§ **JOB**: Without omitting anything, retype the data that follows.

────

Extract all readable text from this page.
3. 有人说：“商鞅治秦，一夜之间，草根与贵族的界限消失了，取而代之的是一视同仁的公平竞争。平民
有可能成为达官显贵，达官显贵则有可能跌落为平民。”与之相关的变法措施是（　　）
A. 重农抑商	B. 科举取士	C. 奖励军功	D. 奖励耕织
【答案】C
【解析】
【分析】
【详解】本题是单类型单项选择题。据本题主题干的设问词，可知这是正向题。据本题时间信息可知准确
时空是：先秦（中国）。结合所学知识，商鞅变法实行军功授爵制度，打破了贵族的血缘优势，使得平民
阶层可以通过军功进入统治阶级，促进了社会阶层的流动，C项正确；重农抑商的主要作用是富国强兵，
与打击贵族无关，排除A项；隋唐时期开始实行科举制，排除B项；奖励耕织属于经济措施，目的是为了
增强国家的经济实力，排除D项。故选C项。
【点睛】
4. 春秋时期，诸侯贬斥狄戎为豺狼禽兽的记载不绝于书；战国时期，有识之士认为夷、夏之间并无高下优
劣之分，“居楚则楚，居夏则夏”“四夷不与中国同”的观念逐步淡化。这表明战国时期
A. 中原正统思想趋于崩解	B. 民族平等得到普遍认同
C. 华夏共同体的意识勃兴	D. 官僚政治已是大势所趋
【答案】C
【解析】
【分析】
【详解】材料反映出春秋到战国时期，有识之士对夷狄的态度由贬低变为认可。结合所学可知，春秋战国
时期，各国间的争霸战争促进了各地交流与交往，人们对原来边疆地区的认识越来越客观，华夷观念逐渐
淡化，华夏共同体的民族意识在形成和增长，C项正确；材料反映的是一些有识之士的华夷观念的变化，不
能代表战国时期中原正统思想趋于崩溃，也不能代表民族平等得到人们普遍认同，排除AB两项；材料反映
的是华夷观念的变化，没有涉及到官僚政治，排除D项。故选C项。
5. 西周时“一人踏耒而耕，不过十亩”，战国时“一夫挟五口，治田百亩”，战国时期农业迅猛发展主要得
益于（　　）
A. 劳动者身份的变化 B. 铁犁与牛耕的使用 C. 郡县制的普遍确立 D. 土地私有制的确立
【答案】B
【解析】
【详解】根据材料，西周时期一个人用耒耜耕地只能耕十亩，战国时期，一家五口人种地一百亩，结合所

────

§ **ANSWER TO THIS PROBLEM**:
Extract all readable text from this page.
3. 有人说：“商鞅治秦，一夜之间，草根与贵族的界限消失了，取而代之的是一视同仁的公平竞争。平民
有可能成为达官显贵，达官显贵则有可能跌落为平民。”与之相关的变法措施是（　　）
A. 重农抑商	B. 科举取士	C. 奖励军功	D. 奖励耕织
【答案】C
【解析】
【分析】
【详解】本题是单类型单项选择题。据本题主题干的设问词，可知这是正向题。据本题时间信息可知准确
时空是：先秦（中国）。结合所学知识，商鞅变法实行军功授爵制度，打破了贵族的血缘优势，使得平民
阶层可以通过军功进入统治阶级，促进了社会阶层的流动，C项正确；重农抑商的主要作用是富国强兵，
与打击贵族无关，排除A项；隋唐时期开始实行科举制，排除B项；奖励耕织属于经济措施，目的是为了
增强国家的经济实力，排除D项。故选C项。
【点睛】
4. 春秋时期，诸侯贬斥狄戎为豺狼禽兽的记载不绝于书；战国时期，有识之士认为夷、夏之间并无高下优
劣之分，“居楚则楚，居夏则夏”“四夷不与中国同”的观念逐步淡化。这表明战国时期
A. 中原正统思想趋于崩解	B. 民族平等得到普遍认同
C. 华夏共同体的意识勃兴	D. 官僚政治已是大势所趋
【答案】C
【解析】
【分析】
【详解】材料反映出春秋到战国时期，有识之士对夷狄的态度由贬低变为认可。结合所学可知，春秋战国
时期，各国间的争霸战争促进了各地交流与交往，人们对原来边疆地区的认识越来越客观，华夷观念逐渐
淡化，华夏共同体的民族意识在形成和增长，C项正确；材料反映的是一些有识之士的华夷观念的变化，不
能代表战国时期中原正统思想趋于崩溃，也不能代表民族平等得到人们普遍认同，排除AB两项；材料反映
的是华夷观念的变化，没有涉及到官僚政治，排除D项。故选C项。
5. 西周时“一人踏耒而耕，不过十亩”，战国时“一夫挟五口，治田百亩”，战国时期农业迅猛发展主要得
益于（　　）
A. 劳动者身份的变化 B. 铁犁与牛耕的使用 C. 郡县制的普遍确立 D. 土地私有制的确立
【答案】B
【解析】
【详解】根据材料，西周时期一个人用耒耜耕地只能耕十亩，战国时期，一家五口人种地一百亩，结合所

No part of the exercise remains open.